__Directive__
Copy down all of the data underneath, exactly as shown.

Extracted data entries
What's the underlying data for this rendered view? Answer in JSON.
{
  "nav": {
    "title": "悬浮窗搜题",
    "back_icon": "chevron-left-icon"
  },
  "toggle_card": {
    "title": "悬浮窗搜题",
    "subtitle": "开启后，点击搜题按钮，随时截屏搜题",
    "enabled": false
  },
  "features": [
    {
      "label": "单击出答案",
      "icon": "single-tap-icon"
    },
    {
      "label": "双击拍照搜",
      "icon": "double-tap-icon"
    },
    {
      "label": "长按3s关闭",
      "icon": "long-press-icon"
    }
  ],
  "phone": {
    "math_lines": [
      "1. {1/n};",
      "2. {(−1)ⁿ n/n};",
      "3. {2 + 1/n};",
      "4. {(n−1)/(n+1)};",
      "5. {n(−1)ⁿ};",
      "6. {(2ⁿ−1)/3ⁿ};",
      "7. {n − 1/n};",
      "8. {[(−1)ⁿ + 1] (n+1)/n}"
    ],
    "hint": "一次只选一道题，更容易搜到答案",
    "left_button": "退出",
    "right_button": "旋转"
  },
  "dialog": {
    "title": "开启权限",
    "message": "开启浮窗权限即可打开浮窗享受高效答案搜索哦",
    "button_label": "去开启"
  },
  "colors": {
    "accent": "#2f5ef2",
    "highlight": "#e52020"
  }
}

__Expected answer__
What's the underlying data for this rendered view? Answer in JSON.
{
  "nav": {
    "title": "悬浮窗搜题",
    "back_icon": "chevron-left-icon"
  },
  "toggle_card": {
    "title": "悬浮窗搜题",
    "subtitle": "开启后，点击搜题按钮，随时截屏搜题",
    "enabled": false
  },
  "features": [
    {
      "label": "单击出答案",
      "icon": "single-tap-icon"
    },
    {
      "label": "双击拍照搜",
      "icon": "double-tap-icon"
    },
    {
      "label": "长按3s关闭",
      "icon": "long-press-icon"
    }
  ],
  "phone": {
    "math_lines": [
      "1. {1/n};",
      "2. {(−1)ⁿ n/n};",
      "3. {2 + 1/n};",
      "4. {(n−1)/(n+1)};",
      "5. {n(−1)ⁿ};",
      "6. {(2ⁿ−1)/3ⁿ};",
      "7. {n − 1/n};",
      "8. {[(−1)ⁿ + 1] (n+1)/n}"
    ],
    "hint": "一次只选一道题，更容易搜到答案",
    "left_button": "退出",
    "right_button": "旋转"
  },
  "dialog": {
    "title": "开启权限",
    "message": "开启浮窗权限即可打开浮窗享受高效答案搜索哦",
    "button_label": "去开启"
  },
  "colors": {
    "accent": "#2f5ef2",
    "highlight": "#e52020"
  }
}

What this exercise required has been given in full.